*DATA FOR THE TASK*.
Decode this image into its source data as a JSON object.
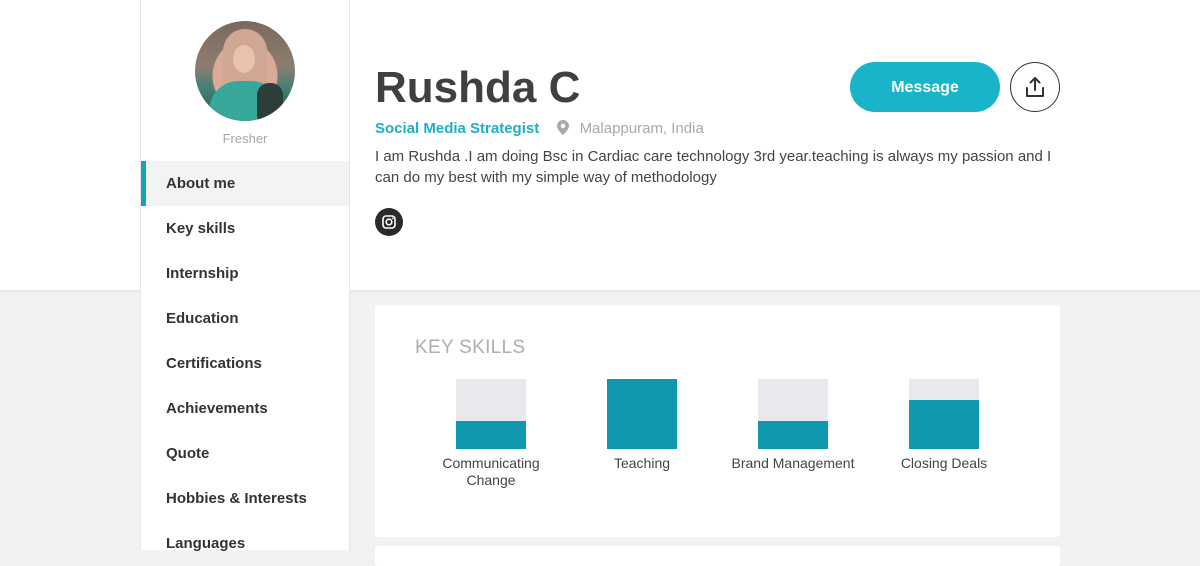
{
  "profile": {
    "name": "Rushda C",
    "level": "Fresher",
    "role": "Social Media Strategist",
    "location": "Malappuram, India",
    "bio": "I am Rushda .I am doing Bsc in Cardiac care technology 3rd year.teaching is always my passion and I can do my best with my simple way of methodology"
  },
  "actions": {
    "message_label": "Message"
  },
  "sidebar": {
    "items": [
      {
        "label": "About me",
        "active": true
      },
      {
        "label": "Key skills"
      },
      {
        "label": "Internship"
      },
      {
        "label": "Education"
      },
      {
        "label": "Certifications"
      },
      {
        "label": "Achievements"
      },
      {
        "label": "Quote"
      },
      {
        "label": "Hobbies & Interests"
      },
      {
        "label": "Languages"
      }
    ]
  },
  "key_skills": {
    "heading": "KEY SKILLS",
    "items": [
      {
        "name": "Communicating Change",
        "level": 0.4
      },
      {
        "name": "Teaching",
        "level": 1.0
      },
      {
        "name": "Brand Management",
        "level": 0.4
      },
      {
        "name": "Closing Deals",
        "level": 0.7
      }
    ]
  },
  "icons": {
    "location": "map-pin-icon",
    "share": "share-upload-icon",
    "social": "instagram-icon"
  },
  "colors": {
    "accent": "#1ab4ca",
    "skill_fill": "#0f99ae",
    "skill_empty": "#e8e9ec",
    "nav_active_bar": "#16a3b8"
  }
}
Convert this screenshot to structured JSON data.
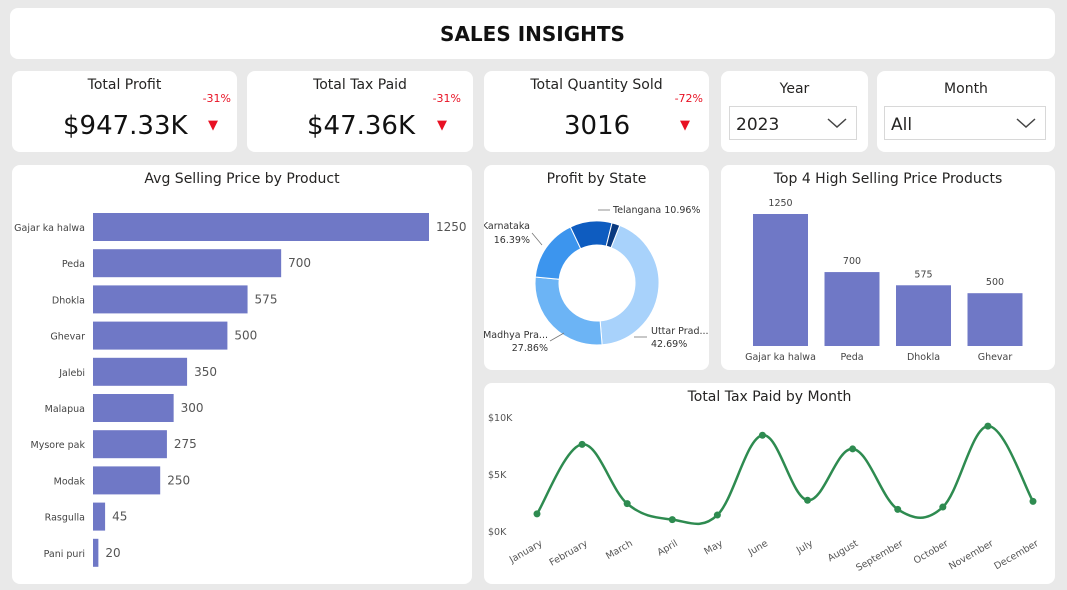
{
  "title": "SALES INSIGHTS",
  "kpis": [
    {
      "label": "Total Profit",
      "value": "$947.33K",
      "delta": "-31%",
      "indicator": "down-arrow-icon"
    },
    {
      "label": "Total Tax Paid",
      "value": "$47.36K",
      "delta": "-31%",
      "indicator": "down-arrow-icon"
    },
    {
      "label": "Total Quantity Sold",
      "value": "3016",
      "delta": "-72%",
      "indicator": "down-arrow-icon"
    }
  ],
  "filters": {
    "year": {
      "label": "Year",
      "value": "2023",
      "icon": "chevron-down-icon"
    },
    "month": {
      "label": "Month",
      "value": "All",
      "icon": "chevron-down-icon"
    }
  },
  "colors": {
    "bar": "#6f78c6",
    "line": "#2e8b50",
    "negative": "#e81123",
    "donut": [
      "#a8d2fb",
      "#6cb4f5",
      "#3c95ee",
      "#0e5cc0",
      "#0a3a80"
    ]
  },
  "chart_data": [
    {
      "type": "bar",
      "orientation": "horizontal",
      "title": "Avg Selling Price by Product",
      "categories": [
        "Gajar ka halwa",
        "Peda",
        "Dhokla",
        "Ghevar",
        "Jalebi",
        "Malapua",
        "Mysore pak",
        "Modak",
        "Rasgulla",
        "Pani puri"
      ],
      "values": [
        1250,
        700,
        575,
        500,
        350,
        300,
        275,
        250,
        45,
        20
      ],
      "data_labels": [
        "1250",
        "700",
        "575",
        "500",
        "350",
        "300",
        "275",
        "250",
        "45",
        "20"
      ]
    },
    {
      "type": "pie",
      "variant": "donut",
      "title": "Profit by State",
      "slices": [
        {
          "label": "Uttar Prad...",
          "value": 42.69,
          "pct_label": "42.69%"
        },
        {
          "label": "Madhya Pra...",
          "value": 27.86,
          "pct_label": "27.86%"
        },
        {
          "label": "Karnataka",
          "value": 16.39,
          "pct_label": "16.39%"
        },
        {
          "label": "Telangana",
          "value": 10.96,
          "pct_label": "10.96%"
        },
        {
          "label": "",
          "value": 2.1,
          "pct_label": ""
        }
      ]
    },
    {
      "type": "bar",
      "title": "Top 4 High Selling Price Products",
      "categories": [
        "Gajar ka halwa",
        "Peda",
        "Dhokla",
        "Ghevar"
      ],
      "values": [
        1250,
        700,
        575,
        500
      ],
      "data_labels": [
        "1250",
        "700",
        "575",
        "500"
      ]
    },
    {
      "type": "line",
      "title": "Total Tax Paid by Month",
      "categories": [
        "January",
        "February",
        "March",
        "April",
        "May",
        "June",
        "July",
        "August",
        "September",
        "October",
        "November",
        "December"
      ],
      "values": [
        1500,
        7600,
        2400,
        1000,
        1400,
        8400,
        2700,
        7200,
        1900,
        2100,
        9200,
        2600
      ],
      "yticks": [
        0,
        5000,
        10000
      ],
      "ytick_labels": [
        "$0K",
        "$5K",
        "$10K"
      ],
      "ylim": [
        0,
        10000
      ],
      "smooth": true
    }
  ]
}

*WRITTEN INSTRUCTION*. The records above should be reproduced exactly, with no pictures included.

*RESPONSE TO THE EXERCISE*.
Decode this image into its source data as a JSON object.
{
  "profile": {
    "name": "Rushda C",
    "level": "Fresher",
    "role": "Social Media Strategist",
    "location": "Malappuram, India",
    "bio": "I am Rushda .I am doing Bsc in Cardiac care technology 3rd year.teaching is always my passion and I can do my best with my simple way of methodology"
  },
  "actions": {
    "message_label": "Message"
  },
  "sidebar": {
    "items": [
      {
        "label": "About me",
        "active": true
      },
      {
        "label": "Key skills"
      },
      {
        "label": "Internship"
      },
      {
        "label": "Education"
      },
      {
        "label": "Certifications"
      },
      {
        "label": "Achievements"
      },
      {
        "label": "Quote"
      },
      {
        "label": "Hobbies & Interests"
      },
      {
        "label": "Languages"
      }
    ]
  },
  "key_skills": {
    "heading": "KEY SKILLS",
    "items": [
      {
        "name": "Communicating Change",
        "level": 0.4
      },
      {
        "name": "Teaching",
        "level": 1.0
      },
      {
        "name": "Brand Management",
        "level": 0.4
      },
      {
        "name": "Closing Deals",
        "level": 0.7
      }
    ]
  },
  "icons": {
    "location": "map-pin-icon",
    "share": "share-upload-icon",
    "social": "instagram-icon"
  },
  "colors": {
    "accent": "#1ab4ca",
    "skill_fill": "#0f99ae",
    "skill_empty": "#e8e9ec",
    "nav_active_bar": "#16a3b8"
  }
}
Convert this screenshot to structured JSON data.
{
  "title": "SALES INSIGHTS",
  "kpis": [
    {
      "label": "Total Profit",
      "value": "$947.33K",
      "delta": "-31%",
      "indicator": "down-arrow-icon"
    },
    {
      "label": "Total Tax Paid",
      "value": "$47.36K",
      "delta": "-31%",
      "indicator": "down-arrow-icon"
    },
    {
      "label": "Total Quantity Sold",
      "value": "3016",
      "delta": "-72%",
      "indicator": "down-arrow-icon"
    }
  ],
  "filters": {
    "year": {
      "label": "Year",
      "value": "2023",
      "icon": "chevron-down-icon"
    },
    "month": {
      "label": "Month",
      "value": "All",
      "icon": "chevron-down-icon"
    }
  },
  "colors": {
    "bar": "#6f78c6",
    "line": "#2e8b50",
    "negative": "#e81123",
    "donut": [
      "#a8d2fb",
      "#6cb4f5",
      "#3c95ee",
      "#0e5cc0",
      "#0a3a80"
    ]
  },
  "chart_data": [
    {
      "type": "bar",
      "orientation": "horizontal",
      "title": "Avg Selling Price by Product",
      "categories": [
        "Gajar ka halwa",
        "Peda",
        "Dhokla",
        "Ghevar",
        "Jalebi",
        "Malapua",
        "Mysore pak",
        "Modak",
        "Rasgulla",
        "Pani puri"
      ],
      "values": [
        1250,
        700,
        575,
        500,
        350,
        300,
        275,
        250,
        45,
        20
      ],
      "data_labels": [
        "1250",
        "700",
        "575",
        "500",
        "350",
        "300",
        "275",
        "250",
        "45",
        "20"
      ]
    },
    {
      "type": "pie",
      "variant": "donut",
      "title": "Profit by State",
      "slices": [
        {
          "label": "Uttar Prad...",
          "value": 42.69,
          "pct_label": "42.69%"
        },
        {
          "label": "Madhya Pra...",
          "value": 27.86,
          "pct_label": "27.86%"
        },
        {
          "label": "Karnataka",
          "value": 16.39,
          "pct_label": "16.39%"
        },
        {
          "label": "Telangana",
          "value": 10.96,
          "pct_label": "10.96%"
        },
        {
          "label": "",
          "value": 2.1,
          "pct_label": ""
        }
      ]
    },
    {
      "type": "bar",
      "title": "Top 4 High Selling Price Products",
      "categories": [
        "Gajar ka halwa",
        "Peda",
        "Dhokla",
        "Ghevar"
      ],
      "values": [
        1250,
        700,
        575,
        500
      ],
      "data_labels": [
        "1250",
        "700",
        "575",
        "500"
      ]
    },
    {
      "type": "line",
      "title": "Total Tax Paid by Month",
      "categories": [
        "January",
        "February",
        "March",
        "April",
        "May",
        "June",
        "July",
        "August",
        "September",
        "October",
        "November",
        "December"
      ],
      "values": [
        1500,
        7600,
        2400,
        1000,
        1400,
        8400,
        2700,
        7200,
        1900,
        2100,
        9200,
        2600
      ],
      "yticks": [
        0,
        5000,
        10000
      ],
      "ytick_labels": [
        "$0K",
        "$5K",
        "$10K"
      ],
      "ylim": [
        0,
        10000
      ],
      "smooth": true
    }
  ]
}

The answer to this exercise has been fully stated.